» **STATED PROBLEM**: Take each line that has the word "origen" and return it.

***** MATERIAL PROVIDED

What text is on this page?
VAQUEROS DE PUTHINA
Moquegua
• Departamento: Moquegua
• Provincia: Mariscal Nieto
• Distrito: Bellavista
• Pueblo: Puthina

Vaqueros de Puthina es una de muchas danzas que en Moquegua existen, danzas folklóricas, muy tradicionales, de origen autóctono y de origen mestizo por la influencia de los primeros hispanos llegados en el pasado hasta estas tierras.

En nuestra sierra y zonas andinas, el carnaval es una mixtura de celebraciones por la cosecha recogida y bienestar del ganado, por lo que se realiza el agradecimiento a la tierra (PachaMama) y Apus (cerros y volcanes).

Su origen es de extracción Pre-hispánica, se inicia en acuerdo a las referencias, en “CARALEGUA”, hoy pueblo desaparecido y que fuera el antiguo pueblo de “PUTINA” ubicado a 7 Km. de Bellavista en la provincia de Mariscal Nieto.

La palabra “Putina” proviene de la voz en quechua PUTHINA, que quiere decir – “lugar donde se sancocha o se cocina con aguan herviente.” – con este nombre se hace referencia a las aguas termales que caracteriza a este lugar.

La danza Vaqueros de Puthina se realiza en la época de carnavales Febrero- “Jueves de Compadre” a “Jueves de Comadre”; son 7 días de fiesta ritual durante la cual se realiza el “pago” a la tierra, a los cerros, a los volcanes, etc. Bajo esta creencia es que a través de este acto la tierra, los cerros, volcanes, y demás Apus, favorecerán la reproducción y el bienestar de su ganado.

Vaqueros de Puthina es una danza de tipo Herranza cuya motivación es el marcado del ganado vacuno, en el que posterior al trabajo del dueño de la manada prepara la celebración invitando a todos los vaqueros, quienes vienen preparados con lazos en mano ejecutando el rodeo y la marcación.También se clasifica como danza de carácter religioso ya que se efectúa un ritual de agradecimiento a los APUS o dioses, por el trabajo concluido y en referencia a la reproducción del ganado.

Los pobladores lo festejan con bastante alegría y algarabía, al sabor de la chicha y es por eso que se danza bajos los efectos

**********

» **IN RESPONSE**:
Vaqueros de Puthina es una de muchas danzas que en Moquegua existen, danzas folklóricas, muy tradicionales, de origen autóctono y de origen mestizo por la influencia de los primeros hispanos llegados en el pasado hasta estas tierras.
Su origen es de extracción Pre-hispánica, se inicia en acuerdo a las referencias, en “CARALEGUA”, hoy pueblo desaparecido y que fuera el antiguo pueblo de “PUTINA” ubicado a 7 Km. de Bellavista en la provincia de Mariscal Nieto.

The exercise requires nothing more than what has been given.